TASK BRIEF: Please output the stretch of the records from the very start through the line that contains "resource-label: Due from" as a JSON list of strings, one string per line, leaving out blank lines and anything after that line.
********
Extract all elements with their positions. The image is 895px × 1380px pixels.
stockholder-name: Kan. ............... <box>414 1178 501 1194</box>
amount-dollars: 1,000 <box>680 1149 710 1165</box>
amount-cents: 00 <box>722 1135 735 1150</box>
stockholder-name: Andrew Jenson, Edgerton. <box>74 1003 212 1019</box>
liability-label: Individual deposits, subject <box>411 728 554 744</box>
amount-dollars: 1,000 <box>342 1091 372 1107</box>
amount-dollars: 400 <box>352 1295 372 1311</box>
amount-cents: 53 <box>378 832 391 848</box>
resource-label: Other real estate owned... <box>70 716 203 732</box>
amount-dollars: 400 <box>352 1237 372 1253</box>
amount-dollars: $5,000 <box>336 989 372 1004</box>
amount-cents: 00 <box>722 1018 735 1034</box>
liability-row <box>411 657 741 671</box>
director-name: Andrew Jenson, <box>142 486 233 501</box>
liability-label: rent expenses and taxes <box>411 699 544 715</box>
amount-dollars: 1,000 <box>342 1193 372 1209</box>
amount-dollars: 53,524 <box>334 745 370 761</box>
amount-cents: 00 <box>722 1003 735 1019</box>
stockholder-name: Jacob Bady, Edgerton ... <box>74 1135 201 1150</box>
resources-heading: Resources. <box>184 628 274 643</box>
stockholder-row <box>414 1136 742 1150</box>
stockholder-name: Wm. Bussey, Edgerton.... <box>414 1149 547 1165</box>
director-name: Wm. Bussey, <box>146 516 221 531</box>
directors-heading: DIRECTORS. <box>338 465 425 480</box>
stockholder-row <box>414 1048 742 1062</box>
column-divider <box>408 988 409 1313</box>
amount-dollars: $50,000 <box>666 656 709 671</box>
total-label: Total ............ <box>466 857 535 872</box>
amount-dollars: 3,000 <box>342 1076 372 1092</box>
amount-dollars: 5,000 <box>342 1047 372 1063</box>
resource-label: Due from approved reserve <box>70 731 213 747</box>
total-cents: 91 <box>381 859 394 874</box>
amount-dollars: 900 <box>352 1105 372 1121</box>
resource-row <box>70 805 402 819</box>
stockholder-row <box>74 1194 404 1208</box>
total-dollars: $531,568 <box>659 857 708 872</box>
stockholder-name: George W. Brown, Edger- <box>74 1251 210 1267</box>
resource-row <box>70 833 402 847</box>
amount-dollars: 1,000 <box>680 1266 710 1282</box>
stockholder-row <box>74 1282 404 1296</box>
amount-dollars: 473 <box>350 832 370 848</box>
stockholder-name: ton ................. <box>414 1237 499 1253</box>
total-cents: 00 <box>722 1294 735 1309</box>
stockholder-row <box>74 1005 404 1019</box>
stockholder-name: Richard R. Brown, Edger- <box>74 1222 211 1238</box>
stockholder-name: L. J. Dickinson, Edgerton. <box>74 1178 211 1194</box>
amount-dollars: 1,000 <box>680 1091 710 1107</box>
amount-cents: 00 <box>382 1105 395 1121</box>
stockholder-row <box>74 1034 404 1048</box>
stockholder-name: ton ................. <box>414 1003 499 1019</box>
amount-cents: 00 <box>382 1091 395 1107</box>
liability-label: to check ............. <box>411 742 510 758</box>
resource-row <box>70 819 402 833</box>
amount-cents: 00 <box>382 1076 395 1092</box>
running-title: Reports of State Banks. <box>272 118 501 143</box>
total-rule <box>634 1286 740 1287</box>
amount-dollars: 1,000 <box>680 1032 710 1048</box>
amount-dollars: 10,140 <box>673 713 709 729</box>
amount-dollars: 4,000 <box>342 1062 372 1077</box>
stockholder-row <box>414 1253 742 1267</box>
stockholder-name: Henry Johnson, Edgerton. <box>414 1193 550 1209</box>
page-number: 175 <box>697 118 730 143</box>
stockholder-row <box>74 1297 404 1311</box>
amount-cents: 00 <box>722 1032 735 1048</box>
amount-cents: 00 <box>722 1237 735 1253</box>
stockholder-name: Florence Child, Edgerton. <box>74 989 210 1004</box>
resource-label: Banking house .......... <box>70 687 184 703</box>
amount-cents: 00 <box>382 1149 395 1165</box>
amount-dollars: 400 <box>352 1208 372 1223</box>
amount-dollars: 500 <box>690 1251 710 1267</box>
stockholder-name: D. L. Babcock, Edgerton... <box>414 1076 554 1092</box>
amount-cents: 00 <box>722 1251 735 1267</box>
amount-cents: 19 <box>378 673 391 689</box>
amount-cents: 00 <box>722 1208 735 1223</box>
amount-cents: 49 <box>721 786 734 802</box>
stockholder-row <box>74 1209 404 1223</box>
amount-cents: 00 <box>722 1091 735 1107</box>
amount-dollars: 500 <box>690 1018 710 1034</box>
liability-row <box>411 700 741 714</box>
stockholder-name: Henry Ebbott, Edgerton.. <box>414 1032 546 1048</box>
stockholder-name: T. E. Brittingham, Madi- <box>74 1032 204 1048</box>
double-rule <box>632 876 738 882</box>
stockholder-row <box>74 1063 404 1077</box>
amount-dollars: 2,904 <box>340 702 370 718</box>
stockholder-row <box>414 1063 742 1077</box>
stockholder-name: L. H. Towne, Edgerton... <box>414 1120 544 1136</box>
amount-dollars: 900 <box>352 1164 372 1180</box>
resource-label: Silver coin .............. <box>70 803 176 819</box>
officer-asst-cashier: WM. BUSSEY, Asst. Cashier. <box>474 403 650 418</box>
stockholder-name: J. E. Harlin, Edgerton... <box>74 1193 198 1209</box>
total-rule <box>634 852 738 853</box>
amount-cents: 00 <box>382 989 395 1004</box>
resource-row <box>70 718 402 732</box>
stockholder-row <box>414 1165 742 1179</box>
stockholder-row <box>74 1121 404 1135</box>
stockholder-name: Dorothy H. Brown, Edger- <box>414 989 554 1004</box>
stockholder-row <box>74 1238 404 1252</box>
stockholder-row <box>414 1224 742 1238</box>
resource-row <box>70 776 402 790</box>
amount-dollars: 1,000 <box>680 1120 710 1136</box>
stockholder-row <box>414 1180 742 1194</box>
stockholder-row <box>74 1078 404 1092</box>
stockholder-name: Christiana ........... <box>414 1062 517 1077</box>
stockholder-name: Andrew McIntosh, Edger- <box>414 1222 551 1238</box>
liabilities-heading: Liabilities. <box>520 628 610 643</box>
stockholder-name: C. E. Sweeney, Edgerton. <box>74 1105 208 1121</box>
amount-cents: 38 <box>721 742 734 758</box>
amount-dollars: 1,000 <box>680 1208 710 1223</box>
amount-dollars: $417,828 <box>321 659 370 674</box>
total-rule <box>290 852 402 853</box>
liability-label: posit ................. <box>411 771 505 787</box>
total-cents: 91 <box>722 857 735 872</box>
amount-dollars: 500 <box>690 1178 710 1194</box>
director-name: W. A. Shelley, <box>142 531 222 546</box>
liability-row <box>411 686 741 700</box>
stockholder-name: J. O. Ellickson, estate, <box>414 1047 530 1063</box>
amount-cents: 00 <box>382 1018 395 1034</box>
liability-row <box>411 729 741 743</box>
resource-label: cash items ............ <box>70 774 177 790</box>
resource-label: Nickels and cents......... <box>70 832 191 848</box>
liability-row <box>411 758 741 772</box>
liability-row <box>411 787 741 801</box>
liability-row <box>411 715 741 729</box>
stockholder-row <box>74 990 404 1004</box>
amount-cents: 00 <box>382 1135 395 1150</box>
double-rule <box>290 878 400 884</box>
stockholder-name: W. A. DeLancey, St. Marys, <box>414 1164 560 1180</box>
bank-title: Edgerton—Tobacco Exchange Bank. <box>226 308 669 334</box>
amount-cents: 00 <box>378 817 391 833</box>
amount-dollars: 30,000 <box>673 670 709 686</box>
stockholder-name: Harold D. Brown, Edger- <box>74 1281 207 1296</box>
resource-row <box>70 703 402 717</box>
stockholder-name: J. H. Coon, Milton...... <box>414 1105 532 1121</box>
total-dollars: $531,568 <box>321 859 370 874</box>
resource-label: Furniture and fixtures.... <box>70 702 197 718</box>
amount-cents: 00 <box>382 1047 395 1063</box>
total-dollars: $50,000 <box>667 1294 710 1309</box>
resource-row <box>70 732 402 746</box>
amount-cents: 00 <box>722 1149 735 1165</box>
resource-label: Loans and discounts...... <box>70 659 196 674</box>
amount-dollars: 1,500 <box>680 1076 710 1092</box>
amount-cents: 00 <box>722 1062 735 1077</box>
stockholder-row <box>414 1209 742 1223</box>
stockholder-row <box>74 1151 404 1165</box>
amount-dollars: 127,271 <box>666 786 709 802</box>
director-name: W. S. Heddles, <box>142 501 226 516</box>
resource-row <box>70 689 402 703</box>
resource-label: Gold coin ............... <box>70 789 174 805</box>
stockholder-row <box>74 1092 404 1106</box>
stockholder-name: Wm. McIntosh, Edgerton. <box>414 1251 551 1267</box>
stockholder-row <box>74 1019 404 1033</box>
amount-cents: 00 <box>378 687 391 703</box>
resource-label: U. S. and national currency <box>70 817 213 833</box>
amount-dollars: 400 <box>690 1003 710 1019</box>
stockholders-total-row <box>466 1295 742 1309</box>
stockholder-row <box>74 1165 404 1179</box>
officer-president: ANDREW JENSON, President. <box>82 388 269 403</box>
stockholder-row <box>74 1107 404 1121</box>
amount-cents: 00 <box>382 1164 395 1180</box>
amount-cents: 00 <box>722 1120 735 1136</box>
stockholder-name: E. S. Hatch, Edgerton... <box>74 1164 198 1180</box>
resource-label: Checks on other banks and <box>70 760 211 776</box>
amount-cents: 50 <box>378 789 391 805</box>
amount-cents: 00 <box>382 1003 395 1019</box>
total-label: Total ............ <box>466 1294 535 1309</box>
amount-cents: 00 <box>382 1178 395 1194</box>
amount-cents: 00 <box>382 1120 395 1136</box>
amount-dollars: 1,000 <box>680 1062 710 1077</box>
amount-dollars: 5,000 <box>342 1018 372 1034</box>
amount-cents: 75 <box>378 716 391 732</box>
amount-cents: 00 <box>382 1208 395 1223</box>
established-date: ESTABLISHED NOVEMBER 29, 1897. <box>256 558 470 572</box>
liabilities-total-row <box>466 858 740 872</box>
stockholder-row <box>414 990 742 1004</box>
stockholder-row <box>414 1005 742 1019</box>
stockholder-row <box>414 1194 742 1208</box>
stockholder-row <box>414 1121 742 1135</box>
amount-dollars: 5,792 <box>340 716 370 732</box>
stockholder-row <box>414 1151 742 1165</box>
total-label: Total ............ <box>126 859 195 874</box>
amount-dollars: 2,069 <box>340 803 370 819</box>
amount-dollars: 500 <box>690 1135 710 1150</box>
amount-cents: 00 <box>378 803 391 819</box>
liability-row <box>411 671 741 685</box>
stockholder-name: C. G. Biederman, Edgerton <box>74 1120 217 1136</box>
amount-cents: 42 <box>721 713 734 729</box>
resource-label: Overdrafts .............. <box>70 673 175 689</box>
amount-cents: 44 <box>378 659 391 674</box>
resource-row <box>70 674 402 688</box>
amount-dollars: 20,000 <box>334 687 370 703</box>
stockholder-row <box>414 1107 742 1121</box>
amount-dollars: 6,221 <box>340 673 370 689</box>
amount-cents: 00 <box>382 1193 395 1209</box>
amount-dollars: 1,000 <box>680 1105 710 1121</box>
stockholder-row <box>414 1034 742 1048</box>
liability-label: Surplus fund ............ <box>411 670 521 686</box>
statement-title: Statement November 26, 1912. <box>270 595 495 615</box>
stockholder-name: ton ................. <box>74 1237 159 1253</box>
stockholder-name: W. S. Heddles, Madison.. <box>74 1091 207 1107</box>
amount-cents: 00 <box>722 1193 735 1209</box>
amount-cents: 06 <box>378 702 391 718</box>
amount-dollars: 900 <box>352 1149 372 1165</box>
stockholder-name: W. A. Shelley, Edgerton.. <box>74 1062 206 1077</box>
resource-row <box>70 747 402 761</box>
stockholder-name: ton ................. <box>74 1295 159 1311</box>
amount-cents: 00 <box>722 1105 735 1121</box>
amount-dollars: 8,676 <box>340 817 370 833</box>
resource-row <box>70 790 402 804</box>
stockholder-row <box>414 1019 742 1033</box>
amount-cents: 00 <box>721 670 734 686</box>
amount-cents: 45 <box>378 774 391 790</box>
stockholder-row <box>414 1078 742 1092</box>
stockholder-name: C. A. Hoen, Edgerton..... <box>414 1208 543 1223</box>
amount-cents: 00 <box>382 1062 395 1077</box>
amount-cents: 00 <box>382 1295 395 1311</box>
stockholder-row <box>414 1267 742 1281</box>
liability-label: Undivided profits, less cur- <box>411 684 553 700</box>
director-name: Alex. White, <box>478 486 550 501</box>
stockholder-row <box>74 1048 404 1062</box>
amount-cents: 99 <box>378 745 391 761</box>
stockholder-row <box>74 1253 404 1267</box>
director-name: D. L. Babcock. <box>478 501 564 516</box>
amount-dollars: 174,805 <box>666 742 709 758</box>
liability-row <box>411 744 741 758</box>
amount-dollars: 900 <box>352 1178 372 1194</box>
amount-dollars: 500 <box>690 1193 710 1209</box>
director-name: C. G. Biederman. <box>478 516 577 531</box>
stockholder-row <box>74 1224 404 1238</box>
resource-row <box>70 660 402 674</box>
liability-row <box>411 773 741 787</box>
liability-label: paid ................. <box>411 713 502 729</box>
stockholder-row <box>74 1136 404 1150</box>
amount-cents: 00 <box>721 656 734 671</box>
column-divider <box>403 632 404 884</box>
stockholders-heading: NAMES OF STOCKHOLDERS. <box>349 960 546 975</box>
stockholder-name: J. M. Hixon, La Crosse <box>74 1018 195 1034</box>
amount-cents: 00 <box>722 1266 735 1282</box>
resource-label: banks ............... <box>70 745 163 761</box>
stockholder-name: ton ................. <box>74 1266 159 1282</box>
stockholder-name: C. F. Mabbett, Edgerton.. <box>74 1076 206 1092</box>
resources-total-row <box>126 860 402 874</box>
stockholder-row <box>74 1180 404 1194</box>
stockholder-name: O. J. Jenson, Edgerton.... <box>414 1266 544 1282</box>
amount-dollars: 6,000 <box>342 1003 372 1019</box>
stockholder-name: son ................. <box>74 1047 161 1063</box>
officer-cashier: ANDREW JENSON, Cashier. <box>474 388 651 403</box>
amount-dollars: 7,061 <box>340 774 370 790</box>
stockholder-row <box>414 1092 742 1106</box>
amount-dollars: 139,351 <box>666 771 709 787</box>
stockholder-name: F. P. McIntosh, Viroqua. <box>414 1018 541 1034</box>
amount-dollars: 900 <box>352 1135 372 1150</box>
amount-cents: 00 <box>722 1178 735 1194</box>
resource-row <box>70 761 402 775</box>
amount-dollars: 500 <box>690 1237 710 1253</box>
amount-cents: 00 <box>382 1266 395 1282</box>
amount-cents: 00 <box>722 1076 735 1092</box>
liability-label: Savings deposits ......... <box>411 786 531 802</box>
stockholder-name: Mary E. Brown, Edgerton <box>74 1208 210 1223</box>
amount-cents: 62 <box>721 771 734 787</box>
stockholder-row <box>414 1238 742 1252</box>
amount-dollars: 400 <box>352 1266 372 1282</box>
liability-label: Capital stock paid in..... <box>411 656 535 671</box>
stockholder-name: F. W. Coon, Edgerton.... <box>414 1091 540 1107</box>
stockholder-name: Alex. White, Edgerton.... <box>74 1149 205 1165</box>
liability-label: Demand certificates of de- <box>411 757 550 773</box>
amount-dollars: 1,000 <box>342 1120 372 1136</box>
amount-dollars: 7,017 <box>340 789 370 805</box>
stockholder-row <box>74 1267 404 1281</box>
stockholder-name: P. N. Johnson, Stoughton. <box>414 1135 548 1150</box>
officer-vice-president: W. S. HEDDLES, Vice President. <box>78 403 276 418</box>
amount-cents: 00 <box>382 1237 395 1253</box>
********
TASK RESULT:
[
  "Extract all elements with their positions. The image is 895px × 1380px pixels.",
  "stockholder-name: Kan. ............... <box>414 1178 501 1194</box>",
  "amount-dollars: 1,000 <box>680 1149 710 1165</box>",
  "amount-cents: 00 <box>722 1135 735 1150</box>",
  "stockholder-name: Andrew Jenson, Edgerton. <box>74 1003 212 1019</box>",
  "liability-label: Individual deposits, subject <box>411 728 554 744</box>",
  "amount-dollars: 1,000 <box>342 1091 372 1107</box>",
  "amount-dollars: 400 <box>352 1295 372 1311</box>",
  "amount-cents: 53 <box>378 832 391 848</box>",
  "resource-label: Other real estate owned... <box>70 716 203 732</box>",
  "amount-dollars: 400 <box>352 1237 372 1253</box>",
  "amount-dollars: $5,000 <box>336 989 372 1004</box>",
  "amount-cents: 00 <box>722 1018 735 1034</box>",
  "liability-row <box>411 657 741 671</box>",
  "director-name: Andrew Jenson, <box>142 486 233 501</box>",
  "liability-label: rent expenses and taxes <box>411 699 544 715</box>",
  "amount-dollars: 1,000 <box>342 1193 372 1209</box>",
  "amount-dollars: 53,524 <box>334 745 370 761</box>",
  "amount-cents: 00 <box>722 1003 735 1019</box>",
  "stockholder-name: Jacob Bady, Edgerton ... <box>74 1135 201 1150</box>",
  "resources-heading: Resources. <box>184 628 274 643</box>",
  "stockholder-row <box>414 1136 742 1150</box>",
  "stockholder-name: Wm. Bussey, Edgerton.... <box>414 1149 547 1165</box>",
  "director-name: Wm. Bussey, <box>146 516 221 531</box>",
  "directors-heading: DIRECTORS. <box>338 465 425 480</box>",
  "stockholder-row <box>414 1048 742 1062</box>",
  "column-divider <box>408 988 409 1313</box>",
  "amount-dollars: $50,000 <box>666 656 709 671</box>",
  "total-label: Total ............ <box>466 857 535 872</box>",
  "amount-dollars: 3,000 <box>342 1076 372 1092</box>",
  "amount-dollars: 5,000 <box>342 1047 372 1063</box>",
  "resource-label: Due from approved reserve <box>70 731 213 747</box>"
]